## What to produce
Select the lines below containing the word "Cartridge".

## Working data
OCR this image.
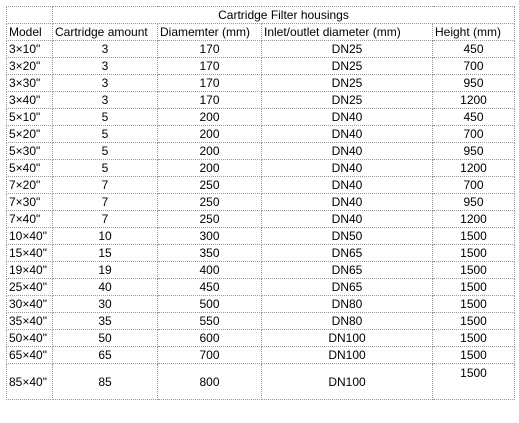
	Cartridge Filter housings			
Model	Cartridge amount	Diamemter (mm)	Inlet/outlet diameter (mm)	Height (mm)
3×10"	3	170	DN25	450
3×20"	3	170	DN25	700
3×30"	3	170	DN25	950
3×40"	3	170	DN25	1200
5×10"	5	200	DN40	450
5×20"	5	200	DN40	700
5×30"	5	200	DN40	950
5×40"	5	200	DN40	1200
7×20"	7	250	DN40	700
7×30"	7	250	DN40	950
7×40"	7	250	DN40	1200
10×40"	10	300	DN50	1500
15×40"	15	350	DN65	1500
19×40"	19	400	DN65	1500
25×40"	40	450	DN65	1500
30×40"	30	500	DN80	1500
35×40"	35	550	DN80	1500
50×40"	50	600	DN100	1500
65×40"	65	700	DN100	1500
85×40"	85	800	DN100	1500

## The output
	Cartridge Filter housings			
Model	Cartridge amount	Diamemter (mm)	Inlet/outlet diameter (mm)	Height (mm)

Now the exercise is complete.